───── Extrait du document ─────

Expérience participative 

Afin d’endiguer les conséquences néfastes de la pollution lumineuse à grande échelle, le label Réserve internationale de ciel étoilé (Rice) a été créé pour tenter de multiplier et préserver les territoires dont la qualité du ciel est exceptionnelle. En Belgique, certaines communes procèdent à l’extinction des feux, Ath assurant par ailleurs réaliser ainsi entre 150.000 et 280.000 euros d’économies par an. «Hormis les autoroutes, le problème de la Belgique est son urbanisation diffuse, analyse Samuel Challéat, géographe de l’environnement au CNRS et auteur de l’ouvrage Sauvez la nuit (Premier parallèle, 2019). A défaut d’avoir des zones relativement sombres, le pays est constellé de petits espaces d’émission, qui font d’ailleurs qu’on le voit luire depuis le ciel.»

Alors pour éteindre la lumière, le travail se fait au cas par cas. Pour Isabelle Corten, c’est sous forme de collaborations. Cette architecte bruxelloise spécialiste de l’urbanisme nocturne mène des projets de marché public entre le plat pays, la France et la Suisse avec une approche «participative, proche de la sociologie, dit-elle. Nous menons des expériences avec les usagers d’un lieu défini pour comprendre leur ressenti et jusqu’où ils peuvent accepter l’obscurité. »

─────

**Consigne**: Pouvez-vous poursuivre le texte sur la pollution lumineuse au-delà de sa dernière phrase ?

───── Items présentés ─────

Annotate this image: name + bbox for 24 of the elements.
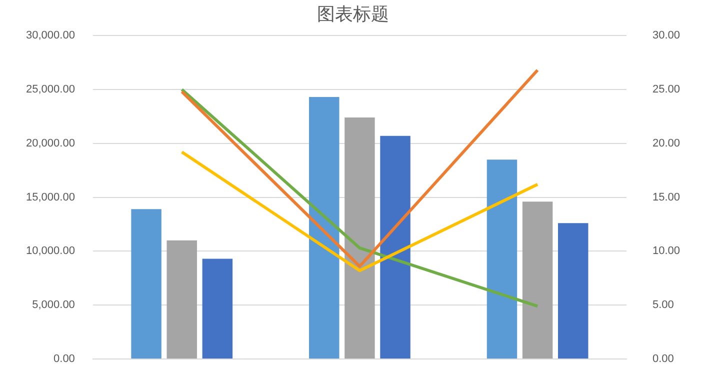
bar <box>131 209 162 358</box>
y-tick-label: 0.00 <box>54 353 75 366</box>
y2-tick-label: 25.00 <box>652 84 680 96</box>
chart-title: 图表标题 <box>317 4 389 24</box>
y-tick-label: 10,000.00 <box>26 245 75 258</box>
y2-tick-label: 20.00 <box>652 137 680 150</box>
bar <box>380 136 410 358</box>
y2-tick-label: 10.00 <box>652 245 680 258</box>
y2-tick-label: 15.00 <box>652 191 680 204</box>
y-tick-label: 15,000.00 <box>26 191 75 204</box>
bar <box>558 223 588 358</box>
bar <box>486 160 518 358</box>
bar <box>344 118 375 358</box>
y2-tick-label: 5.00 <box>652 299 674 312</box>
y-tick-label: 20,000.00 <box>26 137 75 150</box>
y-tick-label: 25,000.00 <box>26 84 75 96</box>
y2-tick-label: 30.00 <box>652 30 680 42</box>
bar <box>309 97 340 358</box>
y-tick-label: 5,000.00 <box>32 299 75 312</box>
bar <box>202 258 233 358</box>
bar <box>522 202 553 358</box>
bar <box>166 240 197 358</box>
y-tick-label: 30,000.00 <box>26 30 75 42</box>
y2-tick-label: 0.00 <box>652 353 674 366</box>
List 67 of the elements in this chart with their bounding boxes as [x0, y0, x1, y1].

─────

**Réponse**:
Certaines initiatives, comme des marches nocturnes en ville, permettent de cerner les craintes du public et de tenter d’y remédier. © GETTY IMAGES

Cela passe notamment par des marches nocturnes où le public explique où il se sent à l’aise ici, pourquoi il doit faire un détour là, ou par des événements au cours desquels l’équipe de Radiance 35, la société fondée par Isabelle Corten, équipe les participants de matériel lumineux comme une torche rouge pour qu’ils en commentent les effets sur leur perception. «On comprend dès lors les endroits, les positions et les manières d’éclairer qui offrent un sentiment de confort sans nuire à l’environnement», dévoile l’architecte.   

«Ça bouge, mais le temps que les projets soient mis en place, il faudra attendre jusqu’à cinq ans pour en voir les effets.»  

Des trames noires

En 30 ans d’activité dans le domaine de la nuit, Isabelle Corten a pu constater une réelle prise de conscience de la problématique de la part des instances dirigeantes. La lutte contre la pollution lumineuse était d’ailleurs au programme du précédent gouvernement bruxellois et trois sites de la capitale –Jette, le Rouge-Cloître et Watermael-Boitsfort– ont servi de tests pour repérer les «couloirs de biodiversité» et, si besoin, adapter l’éclairage.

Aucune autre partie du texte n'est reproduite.